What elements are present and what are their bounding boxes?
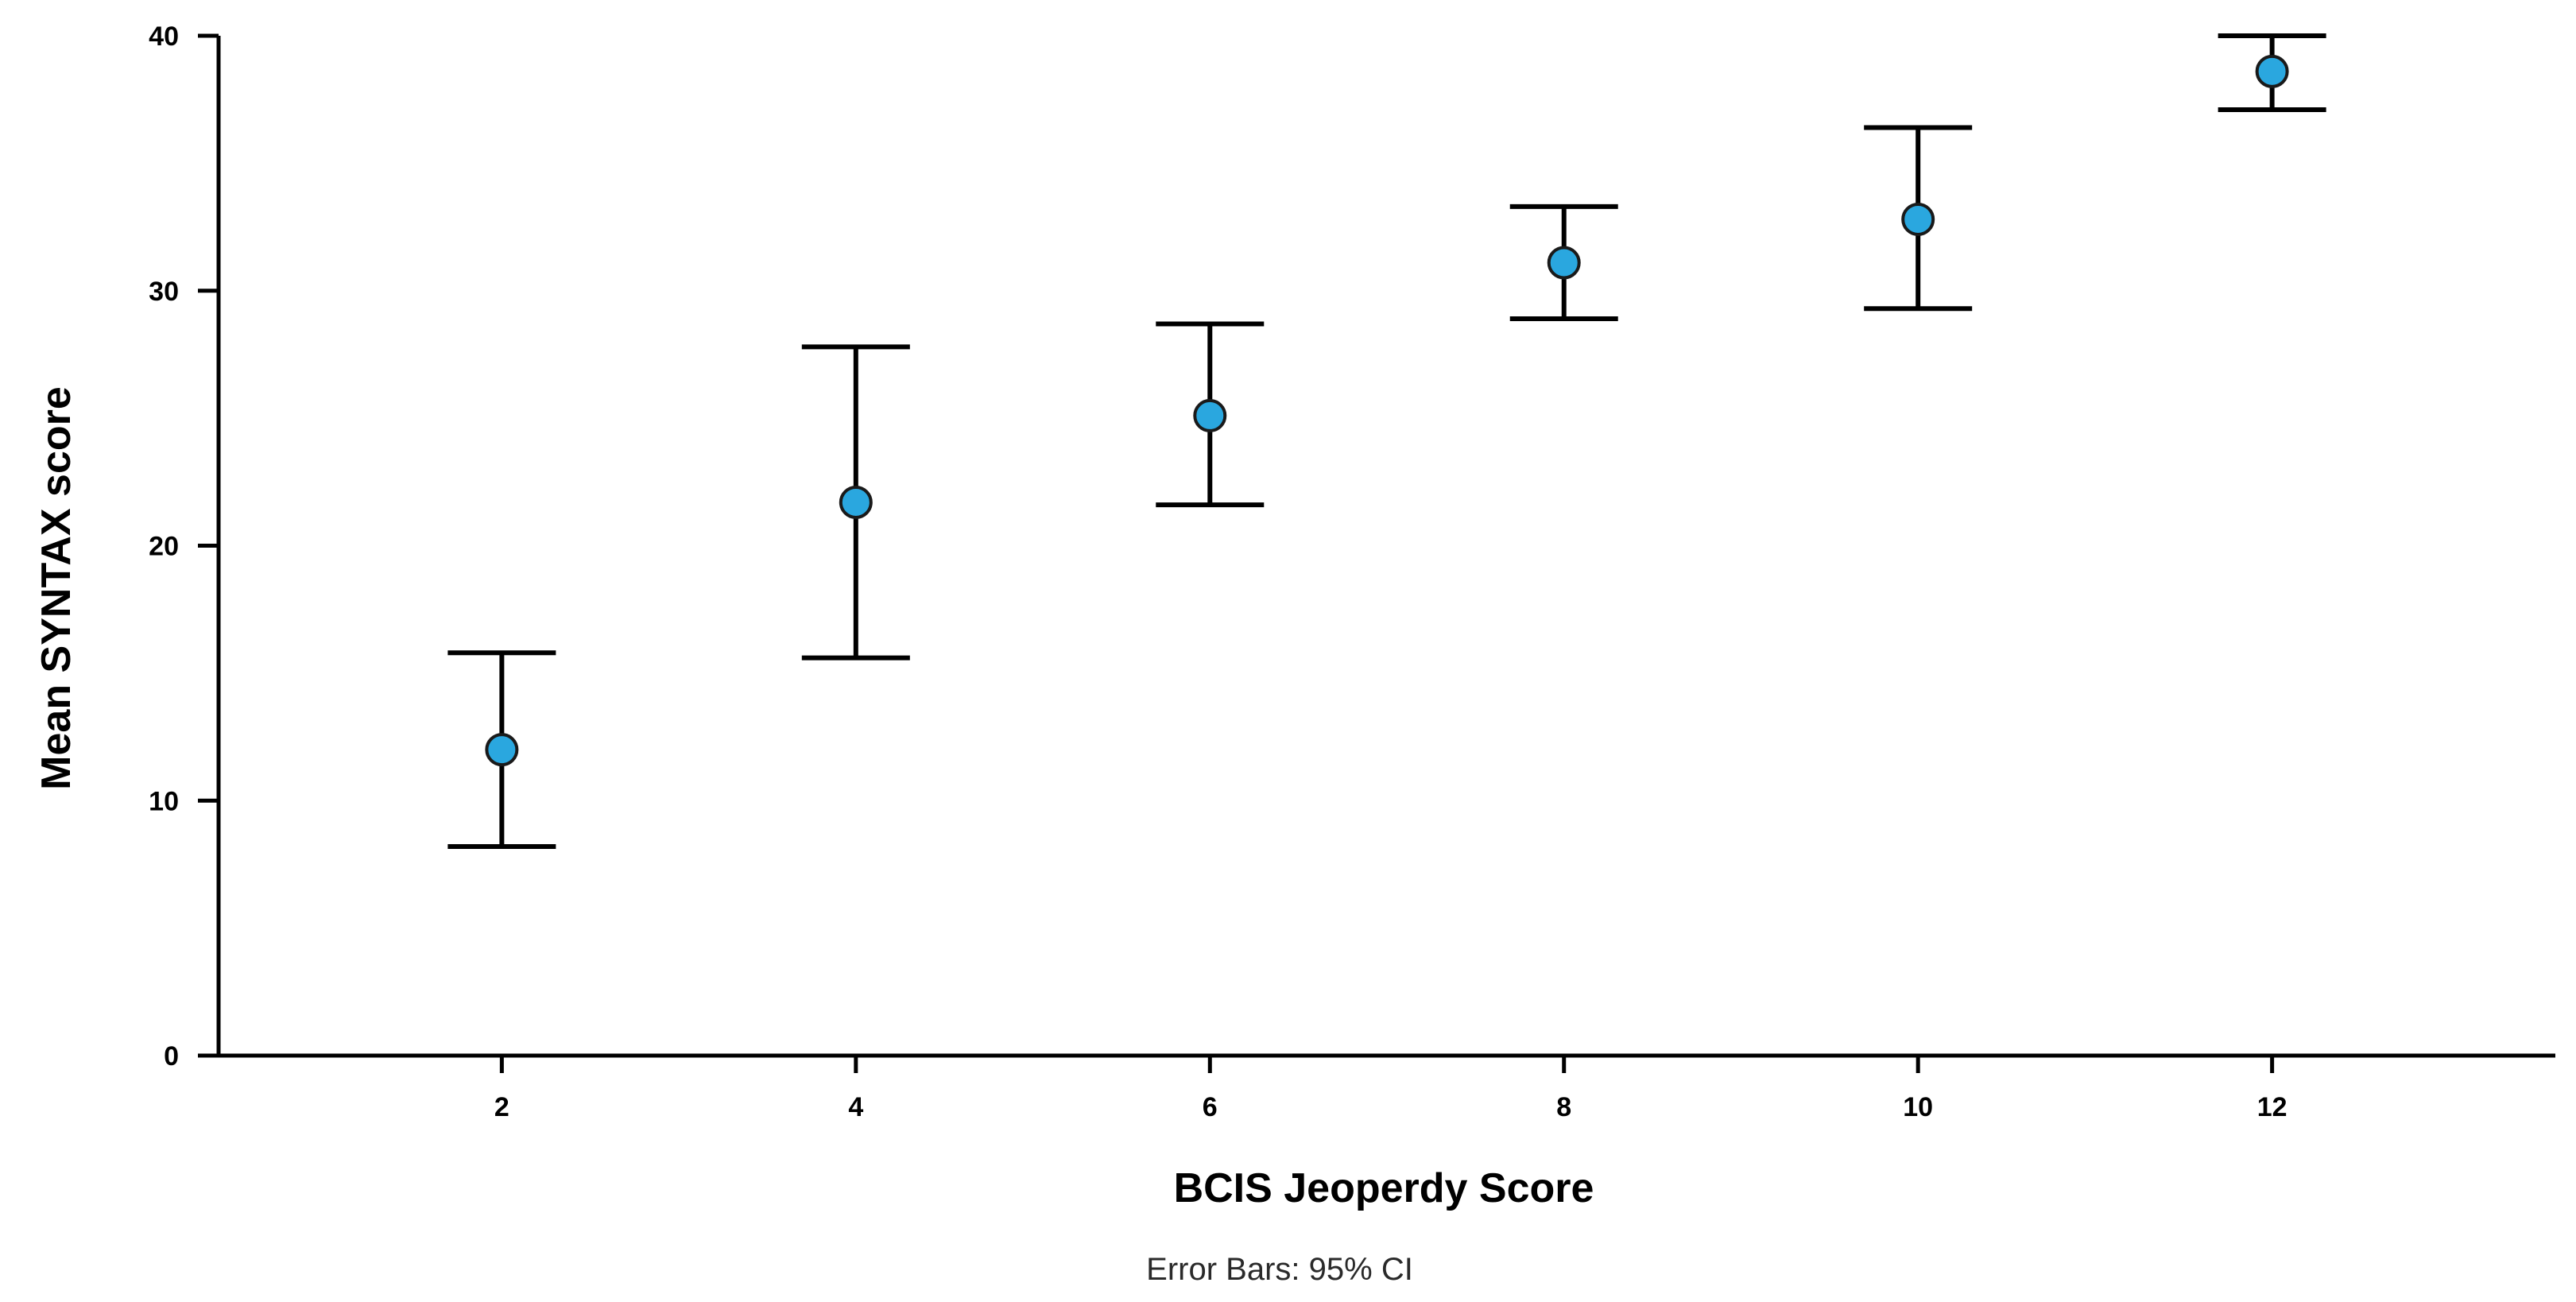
mean-points: [485, 54, 2289, 767]
mean-point-12: [2255, 54, 2289, 88]
y-tick-label-40: 40: [149, 21, 179, 52]
y-axis-title: Mean SYNTAX score: [33, 386, 79, 790]
y-axis-ticks: 0 10 20 30 40: [149, 21, 219, 1071]
x-tick-label-10: 10: [1903, 1092, 1933, 1122]
y-tick-label-10: 10: [149, 786, 179, 816]
mean-point-4: [839, 485, 873, 519]
axes: [216, 36, 2555, 1058]
x-tick-label-6: 6: [1203, 1092, 1218, 1122]
mean-point-6: [1193, 398, 1227, 432]
mean-point-10: [1901, 202, 1935, 236]
y-tick-label-30: 30: [149, 277, 179, 307]
x-tick-label-12: 12: [2257, 1092, 2287, 1122]
y-tick-label-20: 20: [149, 532, 179, 562]
error-bars: [447, 33, 2326, 849]
mean-point-2: [485, 733, 519, 767]
y-tick-label-0: 0: [164, 1041, 179, 1071]
x-axis-ticks: 2 4 6 8 10 12: [494, 1056, 2287, 1122]
error-bars-note: Error Bars: 95% CI: [1146, 1252, 1413, 1287]
x-tick-label-4: 4: [848, 1092, 863, 1122]
x-tick-label-8: 8: [1556, 1092, 1571, 1122]
mean-point-8: [1547, 246, 1581, 280]
x-tick-label-2: 2: [494, 1092, 509, 1122]
x-axis-title: BCIS Jeoperdy Score: [1174, 1165, 1594, 1211]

▬▬▬▬▬▬

Set task: Count the lines in the records that contain the string "bars", and reply with that number alone.

Solved problem: 2